> [TASK GOAL]: Each line that includes "nutzen" counts once; give the total and nothing besides.

==== DATA EXCERPTS

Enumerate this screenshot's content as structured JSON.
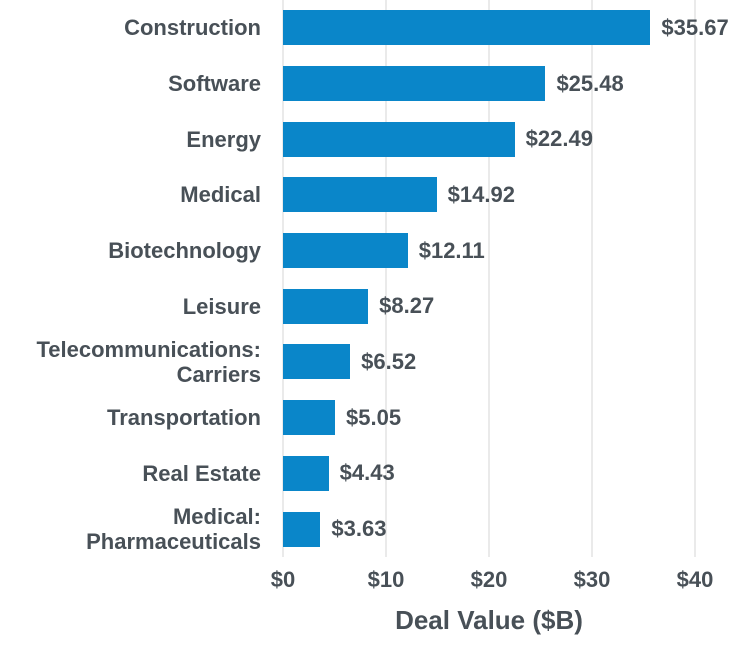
{
  "chart_data": {
    "type": "bar",
    "orientation": "horizontal",
    "title": "",
    "xlabel": "Deal Value ($B)",
    "ylabel": "",
    "categories": [
      "Construction",
      "Software",
      "Energy",
      "Medical",
      "Biotechnology",
      "Leisure",
      "Telecommunications:\nCarriers",
      "Transportation",
      "Real Estate",
      "Medical:\nPharmaceuticals"
    ],
    "values": [
      35.67,
      25.48,
      22.49,
      14.92,
      12.11,
      8.27,
      6.52,
      5.05,
      4.43,
      3.63
    ],
    "value_labels": [
      "$35.67",
      "$25.48",
      "$22.49",
      "$14.92",
      "$12.11",
      "$8.27",
      "$6.52",
      "$5.05",
      "$4.43",
      "$3.63"
    ],
    "xlim": [
      0,
      40
    ],
    "x_ticks": [
      0,
      10,
      20,
      30,
      40
    ],
    "x_tick_labels": [
      "$0",
      "$10",
      "$20",
      "$30",
      "$40"
    ],
    "grid": true,
    "legend": false
  },
  "colors": {
    "bar": "#0a86c9",
    "text": "#485057",
    "gridline": "#d6d6d6"
  }
}
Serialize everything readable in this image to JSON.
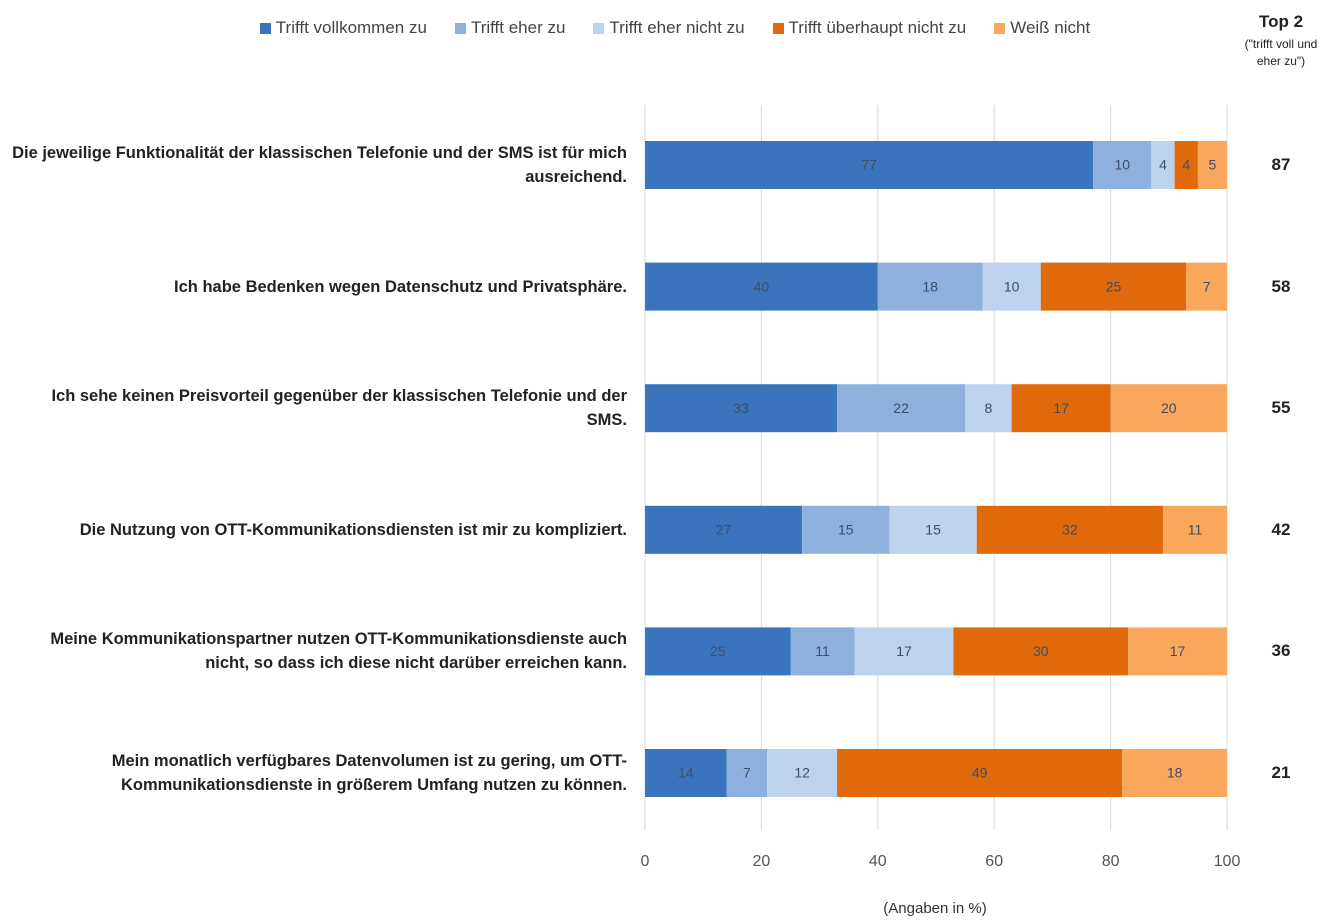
{
  "chart_data": {
    "type": "stacked-bar-horizontal",
    "categories": [
      "Die jeweilige Funktionalität der klassischen Telefonie und der SMS ist für mich ausreichend.",
      "Ich habe Bedenken wegen Datenschutz und Privatsphäre.",
      "Ich sehe keinen Preisvorteil gegenüber der klassischen Telefonie und der SMS.",
      "Die Nutzung von OTT-Kommunikationsdiensten ist mir zu kompliziert.",
      "Meine Kommunikationspartner nutzen OTT-Kommunikationsdienste auch nicht, so dass ich diese nicht darüber erreichen kann.",
      "Mein monatlich verfügbares Datenvolumen ist zu gering, um OTT-Kommunikationsdienste in größerem Umfang nutzen zu können."
    ],
    "series": [
      {
        "name": "Trifft vollkommen zu",
        "color": "#3a74bd",
        "values": [
          77,
          40,
          33,
          27,
          25,
          14
        ]
      },
      {
        "name": "Trifft eher zu",
        "color": "#8eb0dc",
        "values": [
          10,
          18,
          22,
          15,
          11,
          7
        ]
      },
      {
        "name": "Trifft eher nicht zu",
        "color": "#bcd2ee",
        "values": [
          4,
          10,
          8,
          15,
          17,
          12
        ]
      },
      {
        "name": "Trifft überhaupt nicht zu",
        "color": "#e06a0b",
        "values": [
          4,
          25,
          17,
          32,
          30,
          49
        ]
      },
      {
        "name": "Weiß nicht",
        "color": "#f8a75c",
        "values": [
          5,
          7,
          20,
          11,
          17,
          18
        ]
      }
    ],
    "top2_title": "Top 2",
    "top2_note": "(\"trifft voll und eher zu\")",
    "top2_values": [
      87,
      58,
      55,
      42,
      36,
      21
    ],
    "x_label": "(Angaben in %)",
    "xlim": [
      0,
      100
    ],
    "xticks": [
      0,
      20,
      40,
      60,
      80,
      100
    ],
    "grid": true
  }
}
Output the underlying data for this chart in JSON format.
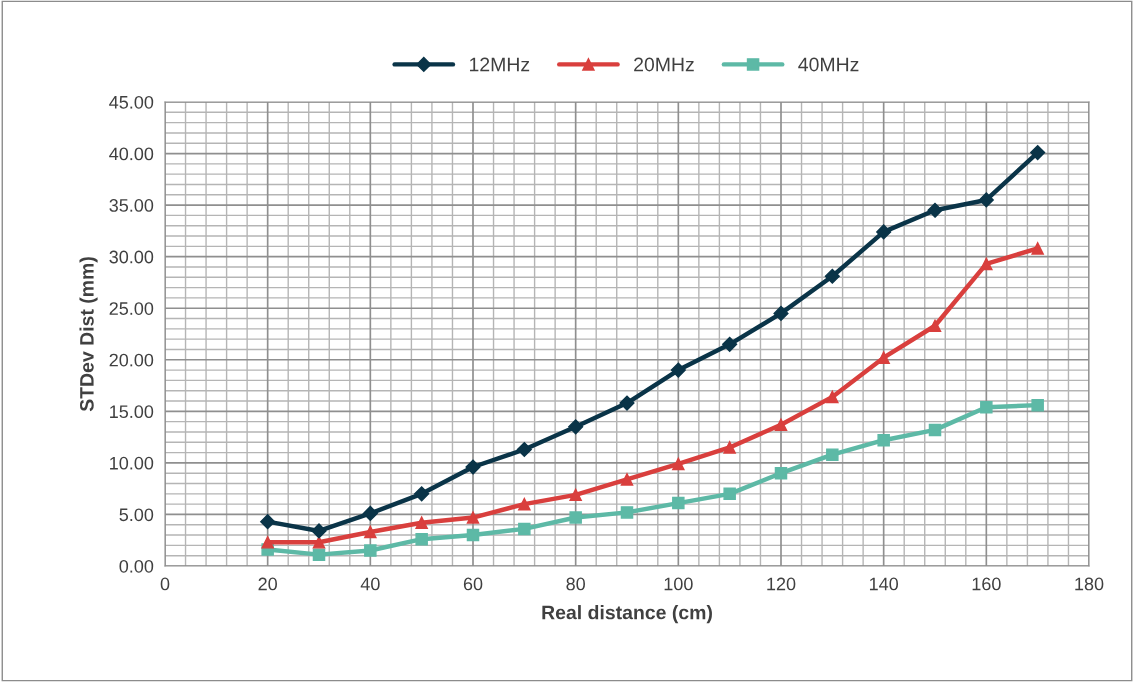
{
  "chart_data": {
    "type": "line",
    "xlabel": "Real distance (cm)",
    "ylabel": "STDev Dist (mm)",
    "x": [
      20,
      30,
      40,
      50,
      60,
      70,
      80,
      90,
      100,
      110,
      120,
      130,
      140,
      150,
      160,
      170
    ],
    "series": [
      {
        "name": "12MHz",
        "color": "#0a3448",
        "marker": "diamond",
        "values": [
          4.3,
          3.4,
          5.1,
          7.0,
          9.6,
          11.3,
          13.5,
          15.8,
          19.0,
          21.5,
          24.5,
          28.1,
          32.4,
          34.5,
          35.5,
          40.1
        ]
      },
      {
        "name": "20MHz",
        "color": "#d93f3d",
        "marker": "triangle",
        "values": [
          2.3,
          2.3,
          3.3,
          4.2,
          4.7,
          6.0,
          6.9,
          8.4,
          9.9,
          11.5,
          13.7,
          16.4,
          20.2,
          23.3,
          29.3,
          30.8
        ]
      },
      {
        "name": "40MHz",
        "color": "#5db9a6",
        "marker": "square",
        "values": [
          1.6,
          1.1,
          1.5,
          2.6,
          3.0,
          3.6,
          4.7,
          5.2,
          6.1,
          7.0,
          9.0,
          10.8,
          12.2,
          13.2,
          15.4,
          15.6
        ]
      }
    ],
    "xlim": [
      0,
      180
    ],
    "xticks": [
      0,
      20,
      40,
      60,
      80,
      100,
      120,
      140,
      160,
      180
    ],
    "ylim": [
      0,
      45
    ],
    "yticks": [
      {
        "value": 0,
        "label": "0.00"
      },
      {
        "value": 5,
        "label": "5.00"
      },
      {
        "value": 10,
        "label": "10.00"
      },
      {
        "value": 15,
        "label": "15.00"
      },
      {
        "value": 20,
        "label": "20.00"
      },
      {
        "value": 25,
        "label": "25.00"
      },
      {
        "value": 30,
        "label": "30.00"
      },
      {
        "value": 35,
        "label": "35.00"
      },
      {
        "value": 40,
        "label": "40.00"
      },
      {
        "value": 45,
        "label": "45.00"
      }
    ],
    "grid": true,
    "legend": "top",
    "line_style": "solid"
  }
}
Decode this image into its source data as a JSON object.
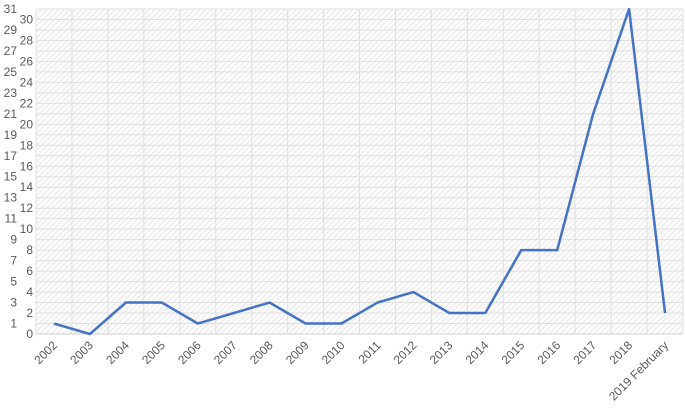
{
  "chart_data": {
    "type": "line",
    "categories": [
      "2002",
      "2003",
      "2004",
      "2005",
      "2006",
      "2007",
      "2008",
      "2009",
      "2010",
      "2011",
      "2012",
      "2013",
      "2014",
      "2015",
      "2016",
      "2017",
      "2018",
      "2019 February"
    ],
    "series": [
      {
        "values": [
          1,
          0,
          3,
          3,
          1,
          2,
          3,
          1,
          1,
          3,
          4,
          2,
          2,
          8,
          8,
          21,
          31,
          2
        ],
        "color": "#4472C4"
      }
    ],
    "ylim": [
      0,
      31
    ],
    "yticks": [
      0,
      1,
      2,
      3,
      4,
      5,
      6,
      7,
      8,
      9,
      10,
      11,
      12,
      13,
      14,
      15,
      16,
      17,
      18,
      19,
      20,
      21,
      22,
      23,
      24,
      25,
      26,
      27,
      28,
      29,
      30,
      31
    ],
    "grid": true,
    "plot_background": "hatched light gray",
    "xlabel": "",
    "ylabel": "",
    "title": ""
  }
}
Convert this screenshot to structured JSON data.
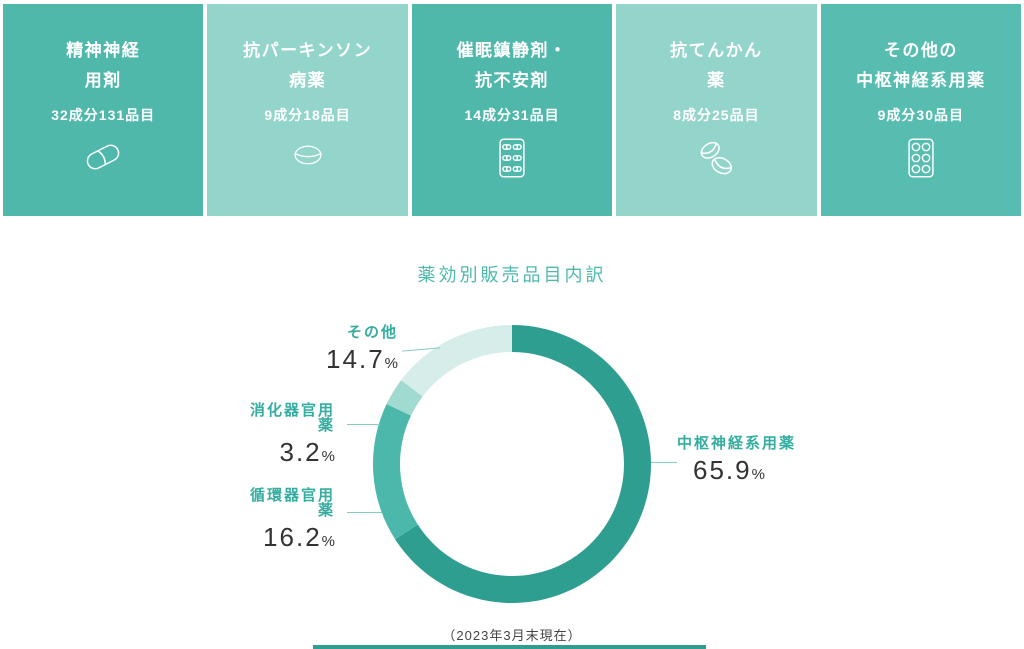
{
  "cards": [
    {
      "title_line1": "精神神経",
      "title_line2": "用剤",
      "subtitle": "32成分131品目",
      "icon": "capsule-icon",
      "variant": "dark"
    },
    {
      "title_line1": "抗パーキンソン",
      "title_line2": "病薬",
      "subtitle": "9成分18品目",
      "icon": "tablet-icon",
      "variant": "light"
    },
    {
      "title_line1": "催眠鎮静剤・",
      "title_line2": "抗不安剤",
      "subtitle": "14成分31品目",
      "icon": "blister-capsules-icon",
      "variant": "dark"
    },
    {
      "title_line1": "抗てんかん",
      "title_line2": "薬",
      "subtitle": "8成分25品目",
      "icon": "two-pills-icon",
      "variant": "light"
    },
    {
      "title_line1": "その他の",
      "title_line2": "中枢神経系用薬",
      "subtitle": "9成分30品目",
      "icon": "blister-round-icon",
      "variant": "dark2"
    }
  ],
  "chart": {
    "title": "薬効別販売品目内訳",
    "footnote": "（2023年3月末現在）"
  },
  "chart_data": {
    "type": "pie",
    "subtype": "donut",
    "title": "薬効別販売品目内訳",
    "unit": "%",
    "start_angle": "top",
    "direction": "clockwise",
    "segments": [
      {
        "label": "中枢神経系用薬",
        "value": 65.9,
        "color": "#2d9e90"
      },
      {
        "label": "循環器官用薬",
        "value": 16.2,
        "color": "#4cb8ab"
      },
      {
        "label": "消化器官用薬",
        "value": 3.2,
        "color": "#a0dad0"
      },
      {
        "label": "その他",
        "value": 14.7,
        "color": "#d6ede9"
      }
    ],
    "note": "（2023年3月末現在）"
  },
  "colors": {
    "card_dark": "#4fb8ab",
    "card_light": "#93d5ca",
    "card_dark2": "#58bdb1",
    "title_teal": "#4cb9ac",
    "label_teal": "#35ada0",
    "value_text": "#333333",
    "leader_line": "#86ccc1",
    "bottom_bar": "#2d9e90"
  }
}
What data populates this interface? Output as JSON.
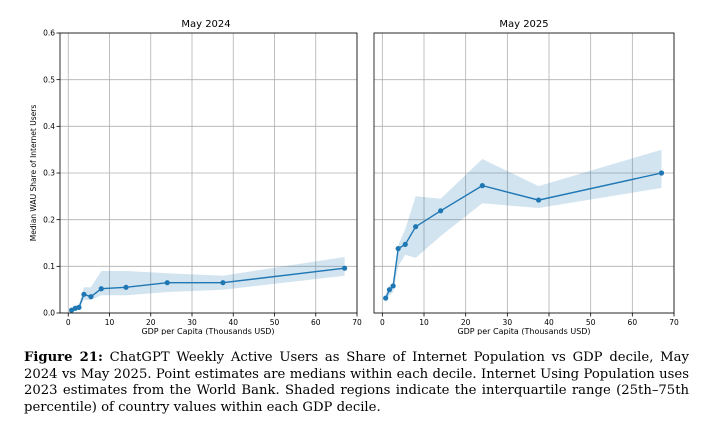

========

> [FULL SOLUTION]: 2